## Figure content listings
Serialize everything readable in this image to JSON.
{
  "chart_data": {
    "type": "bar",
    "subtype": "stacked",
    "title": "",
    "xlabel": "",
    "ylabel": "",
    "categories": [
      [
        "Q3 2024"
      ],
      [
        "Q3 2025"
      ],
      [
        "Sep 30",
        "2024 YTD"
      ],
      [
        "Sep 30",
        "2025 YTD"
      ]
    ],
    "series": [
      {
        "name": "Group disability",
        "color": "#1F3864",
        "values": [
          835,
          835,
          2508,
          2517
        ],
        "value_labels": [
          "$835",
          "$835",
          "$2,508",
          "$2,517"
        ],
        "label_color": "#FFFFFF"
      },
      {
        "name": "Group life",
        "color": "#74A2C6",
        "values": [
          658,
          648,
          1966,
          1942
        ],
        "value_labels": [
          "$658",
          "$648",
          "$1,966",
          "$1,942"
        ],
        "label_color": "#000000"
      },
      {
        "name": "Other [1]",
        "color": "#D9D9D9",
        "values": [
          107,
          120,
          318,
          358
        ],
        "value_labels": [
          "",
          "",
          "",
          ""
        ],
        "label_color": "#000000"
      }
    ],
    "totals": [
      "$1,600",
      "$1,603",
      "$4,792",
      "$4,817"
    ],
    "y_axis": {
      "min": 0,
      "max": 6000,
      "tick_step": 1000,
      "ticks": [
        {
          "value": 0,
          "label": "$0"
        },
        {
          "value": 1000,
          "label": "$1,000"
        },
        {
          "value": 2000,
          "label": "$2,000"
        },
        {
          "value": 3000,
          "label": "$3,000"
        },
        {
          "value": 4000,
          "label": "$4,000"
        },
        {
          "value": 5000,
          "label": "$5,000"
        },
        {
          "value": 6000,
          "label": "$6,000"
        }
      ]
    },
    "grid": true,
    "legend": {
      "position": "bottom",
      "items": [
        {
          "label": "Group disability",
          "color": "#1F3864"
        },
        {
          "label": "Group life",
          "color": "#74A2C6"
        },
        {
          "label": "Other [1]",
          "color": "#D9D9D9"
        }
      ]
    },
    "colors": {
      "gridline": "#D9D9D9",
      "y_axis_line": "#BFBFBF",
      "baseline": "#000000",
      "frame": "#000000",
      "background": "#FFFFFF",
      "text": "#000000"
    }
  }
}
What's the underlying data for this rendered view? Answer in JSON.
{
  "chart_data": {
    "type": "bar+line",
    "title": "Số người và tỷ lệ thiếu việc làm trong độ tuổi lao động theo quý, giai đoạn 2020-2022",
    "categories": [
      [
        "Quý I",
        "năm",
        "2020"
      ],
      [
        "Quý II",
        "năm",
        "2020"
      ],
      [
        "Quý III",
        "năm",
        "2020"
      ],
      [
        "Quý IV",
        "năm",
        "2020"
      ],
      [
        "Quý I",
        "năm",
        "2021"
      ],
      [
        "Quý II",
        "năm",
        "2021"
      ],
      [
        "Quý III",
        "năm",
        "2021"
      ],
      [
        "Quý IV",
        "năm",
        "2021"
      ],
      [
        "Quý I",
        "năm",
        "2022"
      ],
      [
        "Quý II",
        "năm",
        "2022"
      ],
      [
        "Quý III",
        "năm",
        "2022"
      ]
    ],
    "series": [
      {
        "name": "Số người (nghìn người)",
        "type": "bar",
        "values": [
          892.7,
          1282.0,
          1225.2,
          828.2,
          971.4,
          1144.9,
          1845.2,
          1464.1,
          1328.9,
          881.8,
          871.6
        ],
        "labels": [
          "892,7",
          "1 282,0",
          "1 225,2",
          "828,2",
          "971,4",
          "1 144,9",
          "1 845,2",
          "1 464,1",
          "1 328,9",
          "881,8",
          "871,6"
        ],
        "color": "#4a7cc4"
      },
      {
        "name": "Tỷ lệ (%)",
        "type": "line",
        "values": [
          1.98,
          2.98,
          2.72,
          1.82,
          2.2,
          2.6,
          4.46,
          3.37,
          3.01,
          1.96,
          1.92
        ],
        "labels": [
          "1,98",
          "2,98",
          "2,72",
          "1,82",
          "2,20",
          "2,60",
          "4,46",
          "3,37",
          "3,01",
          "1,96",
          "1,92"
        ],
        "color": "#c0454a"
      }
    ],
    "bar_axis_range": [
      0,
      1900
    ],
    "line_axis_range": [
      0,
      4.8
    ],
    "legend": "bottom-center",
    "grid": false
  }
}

## Aim
Repeat the listing in full, keeping every line exactly as it is.

## Task output
Serialize everything readable in this image to JSON.
{
  "chart_data": {
    "type": "bar",
    "subtype": "stacked",
    "title": "",
    "xlabel": "",
    "ylabel": "",
    "categories": [
      [
        "Q3 2024"
      ],
      [
        "Q3 2025"
      ],
      [
        "Sep 30",
        "2024 YTD"
      ],
      [
        "Sep 30",
        "2025 YTD"
      ]
    ],
    "series": [
      {
        "name": "Group disability",
        "color": "#1F3864",
        "values": [
          835,
          835,
          2508,
          2517
        ],
        "value_labels": [
          "$835",
          "$835",
          "$2,508",
          "$2,517"
        ],
        "label_color": "#FFFFFF"
      },
      {
        "name": "Group life",
        "color": "#74A2C6",
        "values": [
          658,
          648,
          1966,
          1942
        ],
        "value_labels": [
          "$658",
          "$648",
          "$1,966",
          "$1,942"
        ],
        "label_color": "#000000"
      },
      {
        "name": "Other [1]",
        "color": "#D9D9D9",
        "values": [
          107,
          120,
          318,
          358
        ],
        "value_labels": [
          "",
          "",
          "",
          ""
        ],
        "label_color": "#000000"
      }
    ],
    "totals": [
      "$1,600",
      "$1,603",
      "$4,792",
      "$4,817"
    ],
    "y_axis": {
      "min": 0,
      "max": 6000,
      "tick_step": 1000,
      "ticks": [
        {
          "value": 0,
          "label": "$0"
        },
        {
          "value": 1000,
          "label": "$1,000"
        },
        {
          "value": 2000,
          "label": "$2,000"
        },
        {
          "value": 3000,
          "label": "$3,000"
        },
        {
          "value": 4000,
          "label": "$4,000"
        },
        {
          "value": 5000,
          "label": "$5,000"
        },
        {
          "value": 6000,
          "label": "$6,000"
        }
      ]
    },
    "grid": true,
    "legend": {
      "position": "bottom",
      "items": [
        {
          "label": "Group disability",
          "color": "#1F3864"
        },
        {
          "label": "Group life",
          "color": "#74A2C6"
        },
        {
          "label": "Other [1]",
          "color": "#D9D9D9"
        }
      ]
    },
    "colors": {
      "gridline": "#D9D9D9",
      "y_axis_line": "#BFBFBF",
      "baseline": "#000000",
      "frame": "#000000",
      "background": "#FFFFFF",
      "text": "#000000"
    }
  }
}
What's the underlying data for this rendered view? Answer in JSON.
{
  "chart_data": {
    "type": "bar+line",
    "title": "Số người và tỷ lệ thiếu việc làm trong độ tuổi lao động theo quý, giai đoạn 2020-2022",
    "categories": [
      [
        "Quý I",
        "năm",
        "2020"
      ],
      [
        "Quý II",
        "năm",
        "2020"
      ],
      [
        "Quý III",
        "năm",
        "2020"
      ],
      [
        "Quý IV",
        "năm",
        "2020"
      ],
      [
        "Quý I",
        "năm",
        "2021"
      ],
      [
        "Quý II",
        "năm",
        "2021"
      ],
      [
        "Quý III",
        "năm",
        "2021"
      ],
      [
        "Quý IV",
        "năm",
        "2021"
      ],
      [
        "Quý I",
        "năm",
        "2022"
      ],
      [
        "Quý II",
        "năm",
        "2022"
      ],
      [
        "Quý III",
        "năm",
        "2022"
      ]
    ],
    "series": [
      {
        "name": "Số người (nghìn người)",
        "type": "bar",
        "values": [
          892.7,
          1282.0,
          1225.2,
          828.2,
          971.4,
          1144.9,
          1845.2,
          1464.1,
          1328.9,
          881.8,
          871.6
        ],
        "labels": [
          "892,7",
          "1 282,0",
          "1 225,2",
          "828,2",
          "971,4",
          "1 144,9",
          "1 845,2",
          "1 464,1",
          "1 328,9",
          "881,8",
          "871,6"
        ],
        "color": "#4a7cc4"
      },
      {
        "name": "Tỷ lệ (%)",
        "type": "line",
        "values": [
          1.98,
          2.98,
          2.72,
          1.82,
          2.2,
          2.6,
          4.46,
          3.37,
          3.01,
          1.96,
          1.92
        ],
        "labels": [
          "1,98",
          "2,98",
          "2,72",
          "1,82",
          "2,20",
          "2,60",
          "4,46",
          "3,37",
          "3,01",
          "1,96",
          "1,92"
        ],
        "color": "#c0454a"
      }
    ],
    "bar_axis_range": [
      0,
      1900
    ],
    "line_axis_range": [
      0,
      4.8
    ],
    "legend": "bottom-center",
    "grid": false
  }
}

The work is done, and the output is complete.